- [GOAL OF THE EXERCISE] Retype the lines starting at the one that contains "Patent image size: (956, 594)." and ending at the one that contains "The orthogonal braces 38 is at (364, 199).", both included, without any changes.

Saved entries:
____
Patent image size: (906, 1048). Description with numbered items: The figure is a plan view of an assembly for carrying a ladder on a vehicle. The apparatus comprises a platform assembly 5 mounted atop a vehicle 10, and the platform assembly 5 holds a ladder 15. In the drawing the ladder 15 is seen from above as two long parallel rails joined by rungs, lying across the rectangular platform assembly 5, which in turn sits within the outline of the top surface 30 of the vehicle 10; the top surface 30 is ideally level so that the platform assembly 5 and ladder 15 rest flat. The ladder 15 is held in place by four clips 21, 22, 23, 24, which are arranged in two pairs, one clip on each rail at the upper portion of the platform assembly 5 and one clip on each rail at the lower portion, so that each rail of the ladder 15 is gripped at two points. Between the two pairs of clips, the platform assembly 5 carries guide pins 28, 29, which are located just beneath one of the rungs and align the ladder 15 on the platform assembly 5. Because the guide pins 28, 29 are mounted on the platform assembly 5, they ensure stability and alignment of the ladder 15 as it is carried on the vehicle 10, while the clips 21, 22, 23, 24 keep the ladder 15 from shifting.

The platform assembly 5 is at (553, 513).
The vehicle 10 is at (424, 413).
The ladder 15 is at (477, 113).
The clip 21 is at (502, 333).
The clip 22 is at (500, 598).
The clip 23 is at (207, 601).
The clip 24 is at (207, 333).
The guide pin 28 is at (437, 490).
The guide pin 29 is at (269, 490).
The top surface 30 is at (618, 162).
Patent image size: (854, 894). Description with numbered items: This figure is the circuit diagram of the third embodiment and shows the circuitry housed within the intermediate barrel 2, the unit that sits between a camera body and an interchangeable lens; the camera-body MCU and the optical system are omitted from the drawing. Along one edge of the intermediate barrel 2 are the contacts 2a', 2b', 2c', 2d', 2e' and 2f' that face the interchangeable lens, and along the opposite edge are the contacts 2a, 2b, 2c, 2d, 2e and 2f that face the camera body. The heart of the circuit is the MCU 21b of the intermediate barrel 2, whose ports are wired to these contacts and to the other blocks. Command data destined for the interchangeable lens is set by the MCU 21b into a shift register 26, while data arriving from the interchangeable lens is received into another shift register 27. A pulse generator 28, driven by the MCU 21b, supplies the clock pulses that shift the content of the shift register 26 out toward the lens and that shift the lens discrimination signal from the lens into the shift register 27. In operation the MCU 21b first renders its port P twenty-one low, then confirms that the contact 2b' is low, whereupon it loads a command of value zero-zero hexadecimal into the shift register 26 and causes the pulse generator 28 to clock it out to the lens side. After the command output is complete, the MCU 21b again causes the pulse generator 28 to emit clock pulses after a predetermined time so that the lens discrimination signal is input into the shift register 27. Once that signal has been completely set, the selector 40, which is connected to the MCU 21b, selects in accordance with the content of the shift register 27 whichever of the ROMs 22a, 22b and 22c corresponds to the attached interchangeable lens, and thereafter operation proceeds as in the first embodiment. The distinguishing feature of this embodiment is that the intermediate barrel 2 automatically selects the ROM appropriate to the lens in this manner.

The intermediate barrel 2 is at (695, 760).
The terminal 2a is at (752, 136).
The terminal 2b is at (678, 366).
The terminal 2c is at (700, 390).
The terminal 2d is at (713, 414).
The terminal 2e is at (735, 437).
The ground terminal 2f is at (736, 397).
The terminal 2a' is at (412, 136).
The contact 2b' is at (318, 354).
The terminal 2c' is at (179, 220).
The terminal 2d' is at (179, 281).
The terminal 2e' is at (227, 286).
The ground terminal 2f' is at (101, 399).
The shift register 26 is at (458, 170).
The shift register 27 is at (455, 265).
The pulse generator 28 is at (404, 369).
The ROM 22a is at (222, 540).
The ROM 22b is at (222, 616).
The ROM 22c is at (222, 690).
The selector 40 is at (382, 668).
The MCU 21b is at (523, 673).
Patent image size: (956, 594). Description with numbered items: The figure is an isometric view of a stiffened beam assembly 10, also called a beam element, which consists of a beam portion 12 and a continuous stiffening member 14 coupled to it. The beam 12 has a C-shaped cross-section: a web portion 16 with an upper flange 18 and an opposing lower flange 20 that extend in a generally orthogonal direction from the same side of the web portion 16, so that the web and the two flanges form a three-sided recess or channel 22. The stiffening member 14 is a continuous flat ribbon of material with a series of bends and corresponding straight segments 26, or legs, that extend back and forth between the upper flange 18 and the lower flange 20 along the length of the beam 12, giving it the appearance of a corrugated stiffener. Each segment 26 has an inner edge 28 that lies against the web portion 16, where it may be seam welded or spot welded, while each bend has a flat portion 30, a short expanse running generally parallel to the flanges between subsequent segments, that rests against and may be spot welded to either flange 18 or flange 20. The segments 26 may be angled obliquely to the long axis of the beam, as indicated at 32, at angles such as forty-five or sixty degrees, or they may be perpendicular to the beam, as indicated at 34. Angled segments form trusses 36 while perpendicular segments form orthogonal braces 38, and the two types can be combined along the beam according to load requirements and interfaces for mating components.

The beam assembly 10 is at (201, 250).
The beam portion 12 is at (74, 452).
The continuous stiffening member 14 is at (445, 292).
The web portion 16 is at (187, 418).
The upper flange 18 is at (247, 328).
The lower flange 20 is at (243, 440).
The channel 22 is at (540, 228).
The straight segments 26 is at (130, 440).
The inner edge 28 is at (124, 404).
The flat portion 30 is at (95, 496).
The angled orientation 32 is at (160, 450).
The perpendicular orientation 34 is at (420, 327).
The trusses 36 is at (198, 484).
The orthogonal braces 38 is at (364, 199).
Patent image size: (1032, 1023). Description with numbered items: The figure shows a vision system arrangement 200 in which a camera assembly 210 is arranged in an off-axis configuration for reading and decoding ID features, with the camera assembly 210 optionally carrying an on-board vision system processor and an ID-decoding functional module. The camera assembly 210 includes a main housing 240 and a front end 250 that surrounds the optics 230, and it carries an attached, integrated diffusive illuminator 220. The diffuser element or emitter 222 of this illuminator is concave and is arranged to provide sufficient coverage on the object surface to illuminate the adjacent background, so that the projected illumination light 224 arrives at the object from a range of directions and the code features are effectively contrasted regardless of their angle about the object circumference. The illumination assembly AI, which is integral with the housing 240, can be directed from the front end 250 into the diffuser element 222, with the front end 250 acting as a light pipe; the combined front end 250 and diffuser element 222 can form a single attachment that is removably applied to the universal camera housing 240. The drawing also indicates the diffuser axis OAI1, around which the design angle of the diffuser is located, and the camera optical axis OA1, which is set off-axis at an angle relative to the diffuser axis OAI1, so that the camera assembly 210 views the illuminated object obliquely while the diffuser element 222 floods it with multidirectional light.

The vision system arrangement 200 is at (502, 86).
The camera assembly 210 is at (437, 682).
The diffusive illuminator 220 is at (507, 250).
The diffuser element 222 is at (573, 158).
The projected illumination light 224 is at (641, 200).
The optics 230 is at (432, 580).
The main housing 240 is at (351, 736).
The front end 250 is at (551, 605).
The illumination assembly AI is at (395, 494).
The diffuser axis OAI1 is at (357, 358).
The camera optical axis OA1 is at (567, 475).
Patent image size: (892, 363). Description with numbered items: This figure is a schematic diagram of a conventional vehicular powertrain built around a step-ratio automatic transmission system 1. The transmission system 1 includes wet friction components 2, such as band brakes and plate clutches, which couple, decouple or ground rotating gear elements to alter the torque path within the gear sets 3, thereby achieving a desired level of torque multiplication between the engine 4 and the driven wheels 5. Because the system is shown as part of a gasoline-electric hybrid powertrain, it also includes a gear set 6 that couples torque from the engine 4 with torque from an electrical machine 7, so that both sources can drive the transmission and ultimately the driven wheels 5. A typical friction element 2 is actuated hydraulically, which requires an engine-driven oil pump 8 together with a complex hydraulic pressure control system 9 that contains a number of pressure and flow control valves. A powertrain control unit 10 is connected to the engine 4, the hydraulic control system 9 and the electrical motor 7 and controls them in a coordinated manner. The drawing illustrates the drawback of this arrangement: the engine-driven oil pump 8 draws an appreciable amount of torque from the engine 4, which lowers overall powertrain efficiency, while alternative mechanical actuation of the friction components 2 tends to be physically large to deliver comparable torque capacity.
____
- [SOLUTION]
Patent image size: (956, 594). Description with numbered items: The figure is an isometric view of a stiffened beam assembly 10, also called a beam element, which consists of a beam portion 12 and a continuous stiffening member 14 coupled to it. The beam 12 has a C-shaped cross-section: a web portion 16 with an upper flange 18 and an opposing lower flange 20 that extend in a generally orthogonal direction from the same side of the web portion 16, so that the web and the two flanges form a three-sided recess or channel 22. The stiffening member 14 is a continuous flat ribbon of material with a series of bends and corresponding straight segments 26, or legs, that extend back and forth between the upper flange 18 and the lower flange 20 along the length of the beam 12, giving it the appearance of a corrugated stiffener. Each segment 26 has an inner edge 28 that lies against the web portion 16, where it may be seam welded or spot welded, while each bend has a flat portion 30, a short expanse running generally parallel to the flanges between subsequent segments, that rests against and may be spot welded to either flange 18 or flange 20. The segments 26 may be angled obliquely to the long axis of the beam, as indicated at 32, at angles such as forty-five or sixty degrees, or they may be perpendicular to the beam, as indicated at 34. Angled segments form trusses 36 while perpendicular segments form orthogonal braces 38, and the two types can be combined along the beam according to load requirements and interfaces for mating components.

The beam assembly 10 is at (201, 250).
The beam portion 12 is at (74, 452).
The continuous stiffening member 14 is at (445, 292).
The web portion 16 is at (187, 418).
The upper flange 18 is at (247, 328).
The lower flange 20 is at (243, 440).
The channel 22 is at (540, 228).
The straight segments 26 is at (130, 440).
The inner edge 28 is at (124, 404).
The flat portion 30 is at (95, 496).
The angled orientation 32 is at (160, 450).
The perpendicular orientation 34 is at (420, 327).
The trusses 36 is at (198, 484).
The orthogonal braces 38 is at (364, 199).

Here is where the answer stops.